● **REQUIREMENTS**
Which lines include the word "Central"? Copy each of them.

— begin —

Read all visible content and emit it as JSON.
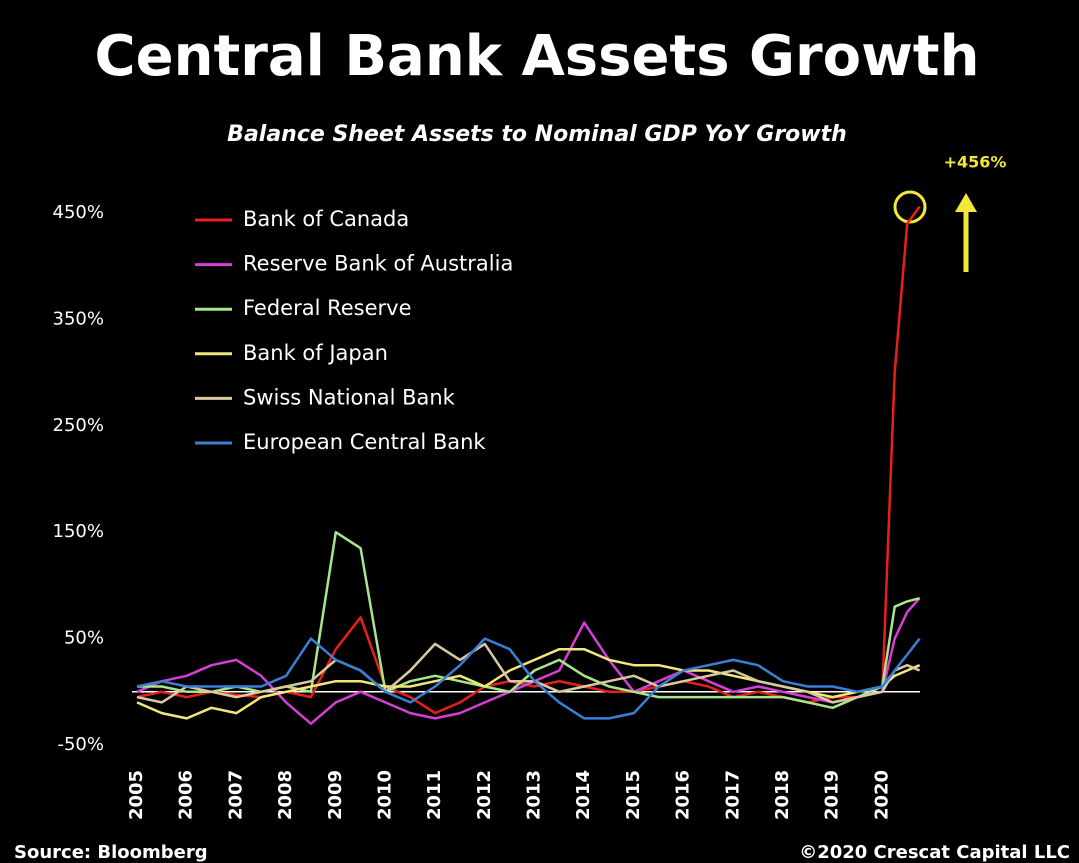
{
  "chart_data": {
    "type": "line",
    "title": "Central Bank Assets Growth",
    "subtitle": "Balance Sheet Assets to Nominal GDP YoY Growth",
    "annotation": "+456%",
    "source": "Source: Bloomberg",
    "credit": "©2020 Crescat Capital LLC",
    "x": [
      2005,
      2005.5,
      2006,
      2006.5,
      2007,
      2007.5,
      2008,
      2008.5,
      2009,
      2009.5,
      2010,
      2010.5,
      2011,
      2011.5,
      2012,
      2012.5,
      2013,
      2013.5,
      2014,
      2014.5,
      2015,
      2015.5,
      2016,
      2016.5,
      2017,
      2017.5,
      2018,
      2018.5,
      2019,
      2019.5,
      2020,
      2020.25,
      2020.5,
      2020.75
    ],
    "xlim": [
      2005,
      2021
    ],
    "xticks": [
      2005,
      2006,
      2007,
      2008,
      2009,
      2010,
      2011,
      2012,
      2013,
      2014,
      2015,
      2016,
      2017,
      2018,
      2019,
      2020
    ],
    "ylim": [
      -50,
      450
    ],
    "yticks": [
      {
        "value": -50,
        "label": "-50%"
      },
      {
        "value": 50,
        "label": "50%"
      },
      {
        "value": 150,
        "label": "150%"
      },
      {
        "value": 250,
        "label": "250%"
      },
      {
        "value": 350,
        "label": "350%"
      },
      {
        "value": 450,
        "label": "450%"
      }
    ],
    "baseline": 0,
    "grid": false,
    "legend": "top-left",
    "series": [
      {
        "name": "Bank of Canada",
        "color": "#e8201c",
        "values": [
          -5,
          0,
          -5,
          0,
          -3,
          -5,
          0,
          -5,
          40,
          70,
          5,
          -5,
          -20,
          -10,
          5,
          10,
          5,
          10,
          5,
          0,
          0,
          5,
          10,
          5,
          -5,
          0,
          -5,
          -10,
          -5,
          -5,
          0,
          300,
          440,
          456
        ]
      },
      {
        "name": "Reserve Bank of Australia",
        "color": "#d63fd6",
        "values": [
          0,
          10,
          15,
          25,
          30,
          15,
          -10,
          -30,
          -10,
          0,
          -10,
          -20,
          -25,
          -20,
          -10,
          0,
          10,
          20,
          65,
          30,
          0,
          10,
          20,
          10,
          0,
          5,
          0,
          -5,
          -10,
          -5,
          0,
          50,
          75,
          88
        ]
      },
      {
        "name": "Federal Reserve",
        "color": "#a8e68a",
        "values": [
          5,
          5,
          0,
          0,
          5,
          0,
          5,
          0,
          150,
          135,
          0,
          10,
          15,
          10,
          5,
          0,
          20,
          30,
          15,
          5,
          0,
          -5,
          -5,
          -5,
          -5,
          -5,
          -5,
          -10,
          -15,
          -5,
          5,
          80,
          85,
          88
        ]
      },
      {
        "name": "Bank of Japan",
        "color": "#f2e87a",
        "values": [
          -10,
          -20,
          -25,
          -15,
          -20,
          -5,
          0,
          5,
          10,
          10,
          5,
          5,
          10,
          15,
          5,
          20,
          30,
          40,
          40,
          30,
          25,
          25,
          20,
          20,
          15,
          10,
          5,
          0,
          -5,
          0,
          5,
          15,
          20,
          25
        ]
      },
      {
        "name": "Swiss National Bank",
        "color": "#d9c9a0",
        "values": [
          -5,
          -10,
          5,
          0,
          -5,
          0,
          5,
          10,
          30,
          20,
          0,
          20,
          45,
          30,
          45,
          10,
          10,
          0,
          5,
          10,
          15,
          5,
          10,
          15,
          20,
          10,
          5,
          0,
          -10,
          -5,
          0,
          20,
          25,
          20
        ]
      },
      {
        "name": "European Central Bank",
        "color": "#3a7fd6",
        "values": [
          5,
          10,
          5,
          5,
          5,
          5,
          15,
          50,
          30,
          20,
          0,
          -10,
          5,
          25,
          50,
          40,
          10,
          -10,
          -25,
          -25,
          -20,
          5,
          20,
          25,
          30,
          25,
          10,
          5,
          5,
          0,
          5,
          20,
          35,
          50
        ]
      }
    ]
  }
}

— end —

● **THE ANSWER**
    "title": "Central Bank Assets Growth",
        "name": "European Central Bank",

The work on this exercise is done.